─── EXTRACTED INFORMATION ───

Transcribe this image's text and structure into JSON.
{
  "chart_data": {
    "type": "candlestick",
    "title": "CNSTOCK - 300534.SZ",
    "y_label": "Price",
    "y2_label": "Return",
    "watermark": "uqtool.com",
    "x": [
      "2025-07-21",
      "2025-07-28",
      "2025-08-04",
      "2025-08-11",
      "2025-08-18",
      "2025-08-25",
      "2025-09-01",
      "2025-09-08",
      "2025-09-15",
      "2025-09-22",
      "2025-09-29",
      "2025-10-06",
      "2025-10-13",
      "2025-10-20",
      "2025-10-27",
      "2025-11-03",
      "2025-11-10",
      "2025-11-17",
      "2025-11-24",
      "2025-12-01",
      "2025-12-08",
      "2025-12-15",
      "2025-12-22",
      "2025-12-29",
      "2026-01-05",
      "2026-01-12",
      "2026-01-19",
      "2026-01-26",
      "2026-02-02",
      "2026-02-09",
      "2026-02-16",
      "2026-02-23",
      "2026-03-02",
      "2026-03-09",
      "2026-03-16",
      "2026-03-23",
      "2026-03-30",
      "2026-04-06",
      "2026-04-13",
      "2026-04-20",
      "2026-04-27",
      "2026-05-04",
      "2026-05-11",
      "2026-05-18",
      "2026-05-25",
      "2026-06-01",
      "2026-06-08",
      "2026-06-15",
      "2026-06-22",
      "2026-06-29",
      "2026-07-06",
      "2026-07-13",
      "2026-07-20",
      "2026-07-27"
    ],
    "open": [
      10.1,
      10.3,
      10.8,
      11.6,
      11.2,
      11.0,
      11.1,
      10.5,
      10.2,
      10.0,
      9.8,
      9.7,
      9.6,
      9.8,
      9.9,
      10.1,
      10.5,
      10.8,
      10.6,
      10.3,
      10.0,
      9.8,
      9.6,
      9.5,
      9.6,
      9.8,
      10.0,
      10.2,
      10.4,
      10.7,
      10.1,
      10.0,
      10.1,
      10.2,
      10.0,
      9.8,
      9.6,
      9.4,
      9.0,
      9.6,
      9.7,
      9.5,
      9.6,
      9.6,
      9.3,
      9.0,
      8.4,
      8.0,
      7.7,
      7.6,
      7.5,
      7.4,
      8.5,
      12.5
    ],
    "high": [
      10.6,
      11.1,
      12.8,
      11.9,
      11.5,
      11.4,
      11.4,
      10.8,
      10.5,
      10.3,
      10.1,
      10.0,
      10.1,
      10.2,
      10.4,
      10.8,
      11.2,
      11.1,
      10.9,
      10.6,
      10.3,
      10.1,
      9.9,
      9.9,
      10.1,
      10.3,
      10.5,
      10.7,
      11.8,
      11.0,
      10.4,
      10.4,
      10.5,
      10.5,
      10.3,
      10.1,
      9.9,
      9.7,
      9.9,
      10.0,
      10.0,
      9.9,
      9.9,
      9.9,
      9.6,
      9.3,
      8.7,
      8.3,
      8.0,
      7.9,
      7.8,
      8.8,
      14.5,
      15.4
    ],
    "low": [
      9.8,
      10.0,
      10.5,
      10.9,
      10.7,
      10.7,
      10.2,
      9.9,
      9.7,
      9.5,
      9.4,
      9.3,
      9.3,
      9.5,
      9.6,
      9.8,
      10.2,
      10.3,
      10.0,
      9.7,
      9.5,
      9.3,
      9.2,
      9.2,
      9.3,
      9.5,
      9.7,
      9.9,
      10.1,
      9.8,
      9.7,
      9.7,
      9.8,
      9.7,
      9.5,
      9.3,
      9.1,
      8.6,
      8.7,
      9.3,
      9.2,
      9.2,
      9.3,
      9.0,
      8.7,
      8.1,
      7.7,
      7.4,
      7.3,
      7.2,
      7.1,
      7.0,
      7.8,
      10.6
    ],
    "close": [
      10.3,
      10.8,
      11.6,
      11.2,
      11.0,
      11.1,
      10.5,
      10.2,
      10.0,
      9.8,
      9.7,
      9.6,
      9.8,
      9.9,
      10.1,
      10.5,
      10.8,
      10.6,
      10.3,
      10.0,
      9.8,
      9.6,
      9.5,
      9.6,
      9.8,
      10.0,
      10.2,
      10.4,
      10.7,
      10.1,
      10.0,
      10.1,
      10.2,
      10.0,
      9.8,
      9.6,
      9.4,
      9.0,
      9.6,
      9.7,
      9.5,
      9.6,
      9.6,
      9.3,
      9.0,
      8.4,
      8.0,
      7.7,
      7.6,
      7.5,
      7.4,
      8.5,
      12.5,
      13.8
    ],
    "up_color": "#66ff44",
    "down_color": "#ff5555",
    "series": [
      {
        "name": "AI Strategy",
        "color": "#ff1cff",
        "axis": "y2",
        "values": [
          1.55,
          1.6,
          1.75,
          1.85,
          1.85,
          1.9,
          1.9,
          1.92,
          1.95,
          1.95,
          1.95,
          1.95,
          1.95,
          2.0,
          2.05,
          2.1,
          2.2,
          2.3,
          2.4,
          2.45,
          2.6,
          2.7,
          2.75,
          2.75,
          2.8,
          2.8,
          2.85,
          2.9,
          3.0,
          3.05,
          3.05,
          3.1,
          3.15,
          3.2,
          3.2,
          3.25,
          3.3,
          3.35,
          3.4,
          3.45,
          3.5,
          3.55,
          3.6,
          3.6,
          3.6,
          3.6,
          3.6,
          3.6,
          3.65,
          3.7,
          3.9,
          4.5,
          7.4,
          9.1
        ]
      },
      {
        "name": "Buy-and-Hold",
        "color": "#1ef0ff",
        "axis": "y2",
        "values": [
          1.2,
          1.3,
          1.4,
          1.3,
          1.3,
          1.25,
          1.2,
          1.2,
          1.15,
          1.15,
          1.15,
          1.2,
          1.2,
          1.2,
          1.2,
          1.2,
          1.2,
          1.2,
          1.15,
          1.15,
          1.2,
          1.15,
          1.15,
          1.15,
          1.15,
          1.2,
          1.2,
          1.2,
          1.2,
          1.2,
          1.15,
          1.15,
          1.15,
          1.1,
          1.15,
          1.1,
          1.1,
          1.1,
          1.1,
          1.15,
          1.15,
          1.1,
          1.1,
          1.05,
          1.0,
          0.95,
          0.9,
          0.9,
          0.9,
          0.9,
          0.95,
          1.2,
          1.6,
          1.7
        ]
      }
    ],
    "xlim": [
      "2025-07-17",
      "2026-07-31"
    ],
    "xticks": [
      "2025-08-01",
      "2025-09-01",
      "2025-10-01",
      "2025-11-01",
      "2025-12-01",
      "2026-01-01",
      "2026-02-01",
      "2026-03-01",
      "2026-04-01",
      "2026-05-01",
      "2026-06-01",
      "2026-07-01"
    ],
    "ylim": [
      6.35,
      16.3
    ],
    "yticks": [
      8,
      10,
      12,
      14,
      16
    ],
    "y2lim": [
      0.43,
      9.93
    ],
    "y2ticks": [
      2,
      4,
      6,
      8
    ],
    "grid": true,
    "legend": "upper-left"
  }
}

───

• INSTRUCTION
Reproduce each record shown above without altering a single word.

• TASK OUTPUT
Transcribe this image's text and structure into JSON.
{
  "chart_data": {
    "type": "candlestick",
    "title": "CNSTOCK - 300534.SZ",
    "y_label": "Price",
    "y2_label": "Return",
    "watermark": "uqtool.com",
    "x": [
      "2025-07-21",
      "2025-07-28",
      "2025-08-04",
      "2025-08-11",
      "2025-08-18",
      "2025-08-25",
      "2025-09-01",
      "2025-09-08",
      "2025-09-15",
      "2025-09-22",
      "2025-09-29",
      "2025-10-06",
      "2025-10-13",
      "2025-10-20",
      "2025-10-27",
      "2025-11-03",
      "2025-11-10",
      "2025-11-17",
      "2025-11-24",
      "2025-12-01",
      "2025-12-08",
      "2025-12-15",
      "2025-12-22",
      "2025-12-29",
      "2026-01-05",
      "2026-01-12",
      "2026-01-19",
      "2026-01-26",
      "2026-02-02",
      "2026-02-09",
      "2026-02-16",
      "2026-02-23",
      "2026-03-02",
      "2026-03-09",
      "2026-03-16",
      "2026-03-23",
      "2026-03-30",
      "2026-04-06",
      "2026-04-13",
      "2026-04-20",
      "2026-04-27",
      "2026-05-04",
      "2026-05-11",
      "2026-05-18",
      "2026-05-25",
      "2026-06-01",
      "2026-06-08",
      "2026-06-15",
      "2026-06-22",
      "2026-06-29",
      "2026-07-06",
      "2026-07-13",
      "2026-07-20",
      "2026-07-27"
    ],
    "open": [
      10.1,
      10.3,
      10.8,
      11.6,
      11.2,
      11.0,
      11.1,
      10.5,
      10.2,
      10.0,
      9.8,
      9.7,
      9.6,
      9.8,
      9.9,
      10.1,
      10.5,
      10.8,
      10.6,
      10.3,
      10.0,
      9.8,
      9.6,
      9.5,
      9.6,
      9.8,
      10.0,
      10.2,
      10.4,
      10.7,
      10.1,
      10.0,
      10.1,
      10.2,
      10.0,
      9.8,
      9.6,
      9.4,
      9.0,
      9.6,
      9.7,
      9.5,
      9.6,
      9.6,
      9.3,
      9.0,
      8.4,
      8.0,
      7.7,
      7.6,
      7.5,
      7.4,
      8.5,
      12.5
    ],
    "high": [
      10.6,
      11.1,
      12.8,
      11.9,
      11.5,
      11.4,
      11.4,
      10.8,
      10.5,
      10.3,
      10.1,
      10.0,
      10.1,
      10.2,
      10.4,
      10.8,
      11.2,
      11.1,
      10.9,
      10.6,
      10.3,
      10.1,
      9.9,
      9.9,
      10.1,
      10.3,
      10.5,
      10.7,
      11.8,
      11.0,
      10.4,
      10.4,
      10.5,
      10.5,
      10.3,
      10.1,
      9.9,
      9.7,
      9.9,
      10.0,
      10.0,
      9.9,
      9.9,
      9.9,
      9.6,
      9.3,
      8.7,
      8.3,
      8.0,
      7.9,
      7.8,
      8.8,
      14.5,
      15.4
    ],
    "low": [
      9.8,
      10.0,
      10.5,
      10.9,
      10.7,
      10.7,
      10.2,
      9.9,
      9.7,
      9.5,
      9.4,
      9.3,
      9.3,
      9.5,
      9.6,
      9.8,
      10.2,
      10.3,
      10.0,
      9.7,
      9.5,
      9.3,
      9.2,
      9.2,
      9.3,
      9.5,
      9.7,
      9.9,
      10.1,
      9.8,
      9.7,
      9.7,
      9.8,
      9.7,
      9.5,
      9.3,
      9.1,
      8.6,
      8.7,
      9.3,
      9.2,
      9.2,
      9.3,
      9.0,
      8.7,
      8.1,
      7.7,
      7.4,
      7.3,
      7.2,
      7.1,
      7.0,
      7.8,
      10.6
    ],
    "close": [
      10.3,
      10.8,
      11.6,
      11.2,
      11.0,
      11.1,
      10.5,
      10.2,
      10.0,
      9.8,
      9.7,
      9.6,
      9.8,
      9.9,
      10.1,
      10.5,
      10.8,
      10.6,
      10.3,
      10.0,
      9.8,
      9.6,
      9.5,
      9.6,
      9.8,
      10.0,
      10.2,
      10.4,
      10.7,
      10.1,
      10.0,
      10.1,
      10.2,
      10.0,
      9.8,
      9.6,
      9.4,
      9.0,
      9.6,
      9.7,
      9.5,
      9.6,
      9.6,
      9.3,
      9.0,
      8.4,
      8.0,
      7.7,
      7.6,
      7.5,
      7.4,
      8.5,
      12.5,
      13.8
    ],
    "up_color": "#66ff44",
    "down_color": "#ff5555",
    "series": [
      {
        "name": "AI Strategy",
        "color": "#ff1cff",
        "axis": "y2",
        "values": [
          1.55,
          1.6,
          1.75,
          1.85,
          1.85,
          1.9,
          1.9,
          1.92,
          1.95,
          1.95,
          1.95,
          1.95,
          1.95,
          2.0,
          2.05,
          2.1,
          2.2,
          2.3,
          2.4,
          2.45,
          2.6,
          2.7,
          2.75,
          2.75,
          2.8,
          2.8,
          2.85,
          2.9,
          3.0,
          3.05,
          3.05,
          3.1,
          3.15,
          3.2,
          3.2,
          3.25,
          3.3,
          3.35,
          3.4,
          3.45,
          3.5,
          3.55,
          3.6,
          3.6,
          3.6,
          3.6,
          3.6,
          3.6,
          3.65,
          3.7,
          3.9,
          4.5,
          7.4,
          9.1
        ]
      },
      {
        "name": "Buy-and-Hold",
        "color": "#1ef0ff",
        "axis": "y2",
        "values": [
          1.2,
          1.3,
          1.4,
          1.3,
          1.3,
          1.25,
          1.2,
          1.2,
          1.15,
          1.15,
          1.15,
          1.2,
          1.2,
          1.2,
          1.2,
          1.2,
          1.2,
          1.2,
          1.15,
          1.15,
          1.2,
          1.15,
          1.15,
          1.15,
          1.15,
          1.2,
          1.2,
          1.2,
          1.2,
          1.2,
          1.15,
          1.15,
          1.15,
          1.1,
          1.15,
          1.1,
          1.1,
          1.1,
          1.1,
          1.15,
          1.15,
          1.1,
          1.1,
          1.05,
          1.0,
          0.95,
          0.9,
          0.9,
          0.9,
          0.9,
          0.95,
          1.2,
          1.6,
          1.7
        ]
      }
    ],
    "xlim": [
      "2025-07-17",
      "2026-07-31"
    ],
    "xticks": [
      "2025-08-01",
      "2025-09-01",
      "2025-10-01",
      "2025-11-01",
      "2025-12-01",
      "2026-01-01",
      "2026-02-01",
      "2026-03-01",
      "2026-04-01",
      "2026-05-01",
      "2026-06-01",
      "2026-07-01"
    ],
    "ylim": [
      6.35,
      16.3
    ],
    "yticks": [
      8,
      10,
      12,
      14,
      16
    ],
    "y2lim": [
      0.43,
      9.93
    ],
    "y2ticks": [
      2,
      4,
      6,
      8
    ],
    "grid": true,
    "legend": "upper-left"
  }
}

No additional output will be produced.